Note how many lines hold "luminose" and report that number by itself.
>>
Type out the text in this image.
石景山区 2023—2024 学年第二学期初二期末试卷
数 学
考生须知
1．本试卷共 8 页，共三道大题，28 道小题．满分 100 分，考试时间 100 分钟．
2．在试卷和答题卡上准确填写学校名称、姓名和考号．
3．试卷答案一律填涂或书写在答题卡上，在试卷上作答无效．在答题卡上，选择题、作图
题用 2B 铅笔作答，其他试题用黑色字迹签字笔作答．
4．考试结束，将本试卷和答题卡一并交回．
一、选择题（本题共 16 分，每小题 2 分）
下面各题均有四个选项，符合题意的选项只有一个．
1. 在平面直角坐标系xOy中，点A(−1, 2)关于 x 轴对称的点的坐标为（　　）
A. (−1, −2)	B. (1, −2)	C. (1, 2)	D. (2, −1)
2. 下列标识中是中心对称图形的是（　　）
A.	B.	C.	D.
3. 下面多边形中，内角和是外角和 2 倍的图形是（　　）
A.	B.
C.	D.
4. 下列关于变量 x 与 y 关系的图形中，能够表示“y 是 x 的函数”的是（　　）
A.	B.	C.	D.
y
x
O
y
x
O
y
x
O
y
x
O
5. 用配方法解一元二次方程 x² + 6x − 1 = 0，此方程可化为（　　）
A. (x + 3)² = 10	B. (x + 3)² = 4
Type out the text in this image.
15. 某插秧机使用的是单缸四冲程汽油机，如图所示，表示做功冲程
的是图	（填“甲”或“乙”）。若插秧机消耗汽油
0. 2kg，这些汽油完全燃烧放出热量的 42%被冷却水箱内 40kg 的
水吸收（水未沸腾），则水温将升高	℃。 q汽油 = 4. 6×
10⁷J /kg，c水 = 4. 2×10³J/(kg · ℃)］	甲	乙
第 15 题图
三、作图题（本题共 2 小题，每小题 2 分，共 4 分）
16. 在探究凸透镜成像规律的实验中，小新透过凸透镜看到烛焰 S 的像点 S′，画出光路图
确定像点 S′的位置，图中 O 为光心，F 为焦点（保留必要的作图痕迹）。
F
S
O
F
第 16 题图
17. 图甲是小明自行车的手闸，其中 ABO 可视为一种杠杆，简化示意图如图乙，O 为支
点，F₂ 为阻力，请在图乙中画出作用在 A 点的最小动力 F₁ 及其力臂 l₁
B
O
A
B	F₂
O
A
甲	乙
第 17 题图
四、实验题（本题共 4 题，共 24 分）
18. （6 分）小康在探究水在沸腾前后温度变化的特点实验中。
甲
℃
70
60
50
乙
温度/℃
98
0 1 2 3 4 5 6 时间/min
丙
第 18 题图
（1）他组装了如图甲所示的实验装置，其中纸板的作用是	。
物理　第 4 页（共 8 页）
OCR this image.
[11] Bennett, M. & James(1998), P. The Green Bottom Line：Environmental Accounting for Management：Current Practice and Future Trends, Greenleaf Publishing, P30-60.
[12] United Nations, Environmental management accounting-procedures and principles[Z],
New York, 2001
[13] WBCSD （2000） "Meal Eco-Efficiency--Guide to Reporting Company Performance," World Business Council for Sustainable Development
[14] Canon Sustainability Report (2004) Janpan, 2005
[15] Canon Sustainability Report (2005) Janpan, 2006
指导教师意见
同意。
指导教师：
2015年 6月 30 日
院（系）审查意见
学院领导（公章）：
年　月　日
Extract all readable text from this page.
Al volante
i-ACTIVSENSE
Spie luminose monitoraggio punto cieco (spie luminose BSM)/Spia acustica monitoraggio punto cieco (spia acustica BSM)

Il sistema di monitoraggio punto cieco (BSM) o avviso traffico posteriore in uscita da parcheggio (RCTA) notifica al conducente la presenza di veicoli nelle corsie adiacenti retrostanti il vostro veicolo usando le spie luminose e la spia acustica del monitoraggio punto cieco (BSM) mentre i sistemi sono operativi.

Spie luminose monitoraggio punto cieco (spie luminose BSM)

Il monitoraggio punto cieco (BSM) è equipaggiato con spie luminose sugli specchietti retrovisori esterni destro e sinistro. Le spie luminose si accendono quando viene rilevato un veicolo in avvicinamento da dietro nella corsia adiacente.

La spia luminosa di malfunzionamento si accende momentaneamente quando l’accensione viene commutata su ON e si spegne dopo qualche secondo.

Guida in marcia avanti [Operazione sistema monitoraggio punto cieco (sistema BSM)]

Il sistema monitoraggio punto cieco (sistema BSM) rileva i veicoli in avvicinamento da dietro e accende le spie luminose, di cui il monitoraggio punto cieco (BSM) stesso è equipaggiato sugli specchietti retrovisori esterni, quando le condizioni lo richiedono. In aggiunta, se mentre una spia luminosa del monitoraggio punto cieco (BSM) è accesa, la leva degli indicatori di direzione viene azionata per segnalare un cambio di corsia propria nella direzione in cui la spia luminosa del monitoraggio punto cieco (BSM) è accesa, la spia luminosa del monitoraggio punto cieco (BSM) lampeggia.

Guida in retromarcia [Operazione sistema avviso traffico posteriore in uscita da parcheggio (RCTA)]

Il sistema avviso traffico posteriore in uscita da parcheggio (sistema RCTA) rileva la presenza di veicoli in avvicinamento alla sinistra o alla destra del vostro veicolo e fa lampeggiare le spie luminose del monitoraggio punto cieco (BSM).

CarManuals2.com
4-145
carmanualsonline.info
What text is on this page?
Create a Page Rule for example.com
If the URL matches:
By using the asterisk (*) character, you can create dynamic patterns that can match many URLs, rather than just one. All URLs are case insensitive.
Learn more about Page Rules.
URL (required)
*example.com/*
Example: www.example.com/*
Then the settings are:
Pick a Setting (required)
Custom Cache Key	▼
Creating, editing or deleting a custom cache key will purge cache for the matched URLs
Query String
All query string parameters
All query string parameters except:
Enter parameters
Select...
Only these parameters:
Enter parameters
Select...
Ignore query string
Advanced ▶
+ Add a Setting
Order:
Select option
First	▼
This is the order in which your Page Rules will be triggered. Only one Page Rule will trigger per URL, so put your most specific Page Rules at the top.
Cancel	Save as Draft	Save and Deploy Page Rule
<<
▶ RESPONSE TO THE TASK: 6